EXERCISE PROMPT » Give the number of lines holding the string "Süreçleri", and nothing else.

Stored entries
-=-=-=-=-
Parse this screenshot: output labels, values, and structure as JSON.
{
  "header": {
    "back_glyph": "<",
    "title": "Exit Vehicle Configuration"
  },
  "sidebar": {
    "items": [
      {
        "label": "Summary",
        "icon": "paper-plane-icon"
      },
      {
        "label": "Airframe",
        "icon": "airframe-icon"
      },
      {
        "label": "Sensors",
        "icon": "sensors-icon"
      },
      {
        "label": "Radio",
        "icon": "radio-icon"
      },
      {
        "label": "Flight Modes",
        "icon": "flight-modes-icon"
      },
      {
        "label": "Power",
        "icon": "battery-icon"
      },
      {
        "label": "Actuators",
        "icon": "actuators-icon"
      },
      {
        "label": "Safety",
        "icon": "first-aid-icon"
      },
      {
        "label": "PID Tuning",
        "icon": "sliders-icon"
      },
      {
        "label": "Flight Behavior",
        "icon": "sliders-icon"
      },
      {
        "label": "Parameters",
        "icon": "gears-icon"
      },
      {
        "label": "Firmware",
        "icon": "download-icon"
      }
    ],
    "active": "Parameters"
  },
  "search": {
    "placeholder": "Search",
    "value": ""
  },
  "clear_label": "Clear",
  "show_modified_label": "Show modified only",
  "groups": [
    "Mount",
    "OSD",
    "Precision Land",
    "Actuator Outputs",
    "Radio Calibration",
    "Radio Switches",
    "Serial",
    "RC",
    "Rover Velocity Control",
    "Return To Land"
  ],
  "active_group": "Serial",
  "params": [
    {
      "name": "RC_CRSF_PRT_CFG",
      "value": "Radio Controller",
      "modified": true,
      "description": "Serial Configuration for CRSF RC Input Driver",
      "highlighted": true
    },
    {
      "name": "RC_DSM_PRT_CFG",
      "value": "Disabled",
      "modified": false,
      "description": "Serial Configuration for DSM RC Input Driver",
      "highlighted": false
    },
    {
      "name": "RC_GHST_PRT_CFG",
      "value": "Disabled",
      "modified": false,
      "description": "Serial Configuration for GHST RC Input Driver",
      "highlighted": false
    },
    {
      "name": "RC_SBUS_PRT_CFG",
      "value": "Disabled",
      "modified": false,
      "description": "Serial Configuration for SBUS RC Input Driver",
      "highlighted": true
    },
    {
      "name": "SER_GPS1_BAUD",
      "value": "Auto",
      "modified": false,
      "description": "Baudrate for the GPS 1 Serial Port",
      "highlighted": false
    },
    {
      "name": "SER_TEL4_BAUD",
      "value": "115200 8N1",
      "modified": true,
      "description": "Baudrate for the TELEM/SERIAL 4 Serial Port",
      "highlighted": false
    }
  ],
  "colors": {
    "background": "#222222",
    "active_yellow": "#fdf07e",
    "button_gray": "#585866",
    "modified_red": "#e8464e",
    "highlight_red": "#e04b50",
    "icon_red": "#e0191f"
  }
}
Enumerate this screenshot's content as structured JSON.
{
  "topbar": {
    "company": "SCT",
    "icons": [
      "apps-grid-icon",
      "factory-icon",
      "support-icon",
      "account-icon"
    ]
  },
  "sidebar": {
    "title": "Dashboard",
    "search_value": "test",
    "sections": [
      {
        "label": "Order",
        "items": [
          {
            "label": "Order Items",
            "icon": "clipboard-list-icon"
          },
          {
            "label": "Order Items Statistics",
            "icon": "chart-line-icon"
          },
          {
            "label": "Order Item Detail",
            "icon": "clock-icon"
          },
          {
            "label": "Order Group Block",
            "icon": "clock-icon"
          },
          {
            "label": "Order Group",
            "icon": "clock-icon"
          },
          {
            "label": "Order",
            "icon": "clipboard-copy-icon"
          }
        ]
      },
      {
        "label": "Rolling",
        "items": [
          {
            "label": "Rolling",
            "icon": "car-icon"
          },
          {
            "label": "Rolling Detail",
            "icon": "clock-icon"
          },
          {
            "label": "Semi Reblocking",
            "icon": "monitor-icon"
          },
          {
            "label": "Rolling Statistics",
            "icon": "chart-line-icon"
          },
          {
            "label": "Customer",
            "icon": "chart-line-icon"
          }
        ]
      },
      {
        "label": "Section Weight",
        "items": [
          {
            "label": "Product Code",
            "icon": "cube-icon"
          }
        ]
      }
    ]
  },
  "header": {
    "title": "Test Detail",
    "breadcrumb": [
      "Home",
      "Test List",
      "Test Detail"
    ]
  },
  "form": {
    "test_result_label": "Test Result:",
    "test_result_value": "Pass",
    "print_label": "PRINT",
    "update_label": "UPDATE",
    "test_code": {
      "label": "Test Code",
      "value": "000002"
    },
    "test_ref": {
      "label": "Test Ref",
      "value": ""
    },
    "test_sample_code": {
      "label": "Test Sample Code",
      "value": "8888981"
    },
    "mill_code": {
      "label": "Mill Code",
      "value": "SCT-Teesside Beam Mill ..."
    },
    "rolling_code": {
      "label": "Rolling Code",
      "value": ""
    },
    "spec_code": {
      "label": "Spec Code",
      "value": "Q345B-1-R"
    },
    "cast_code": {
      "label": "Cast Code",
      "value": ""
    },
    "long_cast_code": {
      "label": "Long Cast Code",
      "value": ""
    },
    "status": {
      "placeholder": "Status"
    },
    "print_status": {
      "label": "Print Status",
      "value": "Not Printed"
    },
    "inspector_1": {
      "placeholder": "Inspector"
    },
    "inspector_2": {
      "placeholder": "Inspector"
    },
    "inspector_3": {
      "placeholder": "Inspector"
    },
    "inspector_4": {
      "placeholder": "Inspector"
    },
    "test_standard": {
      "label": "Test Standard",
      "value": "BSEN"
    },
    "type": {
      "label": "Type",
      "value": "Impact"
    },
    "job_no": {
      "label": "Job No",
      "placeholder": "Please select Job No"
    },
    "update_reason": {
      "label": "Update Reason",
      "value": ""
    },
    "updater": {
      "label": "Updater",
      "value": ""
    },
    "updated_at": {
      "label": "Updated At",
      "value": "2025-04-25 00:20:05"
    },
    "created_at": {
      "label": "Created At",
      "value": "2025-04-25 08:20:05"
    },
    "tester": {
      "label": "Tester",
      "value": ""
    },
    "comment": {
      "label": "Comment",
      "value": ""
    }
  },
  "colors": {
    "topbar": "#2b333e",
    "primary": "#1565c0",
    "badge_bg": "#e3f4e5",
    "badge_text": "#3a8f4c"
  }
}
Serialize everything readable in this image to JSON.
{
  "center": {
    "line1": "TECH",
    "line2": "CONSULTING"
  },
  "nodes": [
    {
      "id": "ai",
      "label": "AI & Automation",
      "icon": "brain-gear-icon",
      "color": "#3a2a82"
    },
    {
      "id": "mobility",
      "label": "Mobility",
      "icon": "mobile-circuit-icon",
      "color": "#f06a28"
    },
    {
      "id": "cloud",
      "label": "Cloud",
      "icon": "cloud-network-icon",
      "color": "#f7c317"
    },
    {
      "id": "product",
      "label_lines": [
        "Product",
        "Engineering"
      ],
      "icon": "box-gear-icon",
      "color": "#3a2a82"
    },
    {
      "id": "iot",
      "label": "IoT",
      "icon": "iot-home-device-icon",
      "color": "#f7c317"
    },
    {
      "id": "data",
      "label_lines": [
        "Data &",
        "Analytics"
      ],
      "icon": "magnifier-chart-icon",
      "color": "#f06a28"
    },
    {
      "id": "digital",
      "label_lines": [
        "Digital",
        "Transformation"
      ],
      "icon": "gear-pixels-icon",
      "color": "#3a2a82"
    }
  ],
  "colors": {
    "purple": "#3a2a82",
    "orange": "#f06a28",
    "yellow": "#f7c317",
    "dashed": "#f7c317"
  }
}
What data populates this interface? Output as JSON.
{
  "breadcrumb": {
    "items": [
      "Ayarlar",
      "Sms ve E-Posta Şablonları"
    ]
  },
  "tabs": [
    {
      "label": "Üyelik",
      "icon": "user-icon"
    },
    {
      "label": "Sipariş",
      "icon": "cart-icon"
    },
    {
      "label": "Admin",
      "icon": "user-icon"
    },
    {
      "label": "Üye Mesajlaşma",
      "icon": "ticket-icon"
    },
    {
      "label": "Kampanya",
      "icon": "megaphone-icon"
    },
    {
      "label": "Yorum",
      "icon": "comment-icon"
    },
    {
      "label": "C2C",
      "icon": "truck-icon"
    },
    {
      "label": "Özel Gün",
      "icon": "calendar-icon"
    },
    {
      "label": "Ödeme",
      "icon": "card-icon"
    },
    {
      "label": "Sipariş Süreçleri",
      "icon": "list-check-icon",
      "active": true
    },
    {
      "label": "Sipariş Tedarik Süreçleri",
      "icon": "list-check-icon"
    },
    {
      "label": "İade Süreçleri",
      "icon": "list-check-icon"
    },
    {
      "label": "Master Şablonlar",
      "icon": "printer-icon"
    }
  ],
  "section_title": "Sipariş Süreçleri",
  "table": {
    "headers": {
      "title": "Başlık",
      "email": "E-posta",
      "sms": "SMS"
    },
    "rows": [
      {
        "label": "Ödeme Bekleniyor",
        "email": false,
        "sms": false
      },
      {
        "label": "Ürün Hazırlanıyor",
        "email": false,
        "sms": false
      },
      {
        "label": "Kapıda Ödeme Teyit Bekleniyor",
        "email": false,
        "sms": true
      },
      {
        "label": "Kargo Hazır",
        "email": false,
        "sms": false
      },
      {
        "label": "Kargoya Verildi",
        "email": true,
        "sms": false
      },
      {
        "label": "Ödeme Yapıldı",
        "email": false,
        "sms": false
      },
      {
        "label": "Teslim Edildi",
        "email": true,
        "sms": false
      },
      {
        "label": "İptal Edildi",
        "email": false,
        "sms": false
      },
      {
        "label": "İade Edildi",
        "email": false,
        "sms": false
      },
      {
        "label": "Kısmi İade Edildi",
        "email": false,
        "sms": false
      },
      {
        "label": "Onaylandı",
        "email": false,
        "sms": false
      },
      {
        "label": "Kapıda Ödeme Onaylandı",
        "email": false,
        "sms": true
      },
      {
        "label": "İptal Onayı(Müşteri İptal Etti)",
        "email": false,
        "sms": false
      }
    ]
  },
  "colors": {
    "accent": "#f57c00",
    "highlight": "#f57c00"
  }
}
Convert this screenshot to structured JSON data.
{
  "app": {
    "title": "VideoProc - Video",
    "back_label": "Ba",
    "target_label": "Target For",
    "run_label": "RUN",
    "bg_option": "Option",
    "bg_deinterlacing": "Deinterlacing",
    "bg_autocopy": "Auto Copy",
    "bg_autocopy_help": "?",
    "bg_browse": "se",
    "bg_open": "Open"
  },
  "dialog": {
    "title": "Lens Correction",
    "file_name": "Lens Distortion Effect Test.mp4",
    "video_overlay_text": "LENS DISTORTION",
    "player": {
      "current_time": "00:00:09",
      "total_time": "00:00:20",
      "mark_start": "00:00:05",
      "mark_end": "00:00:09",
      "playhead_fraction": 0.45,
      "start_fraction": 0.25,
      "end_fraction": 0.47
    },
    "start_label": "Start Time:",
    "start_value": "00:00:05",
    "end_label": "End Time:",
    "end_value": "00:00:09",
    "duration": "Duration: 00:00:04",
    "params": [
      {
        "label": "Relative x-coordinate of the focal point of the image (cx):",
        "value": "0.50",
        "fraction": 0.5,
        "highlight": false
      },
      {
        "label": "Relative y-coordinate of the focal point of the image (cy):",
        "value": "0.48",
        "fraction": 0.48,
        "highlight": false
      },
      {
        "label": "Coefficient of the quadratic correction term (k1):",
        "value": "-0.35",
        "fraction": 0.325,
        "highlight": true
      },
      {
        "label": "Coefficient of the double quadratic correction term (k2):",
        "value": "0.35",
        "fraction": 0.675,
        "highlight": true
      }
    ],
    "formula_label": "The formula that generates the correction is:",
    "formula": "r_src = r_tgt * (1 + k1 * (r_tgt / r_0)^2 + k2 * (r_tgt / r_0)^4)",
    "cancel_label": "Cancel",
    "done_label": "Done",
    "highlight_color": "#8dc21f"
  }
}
-=-=-=-=-
TASK RESPONSE » 4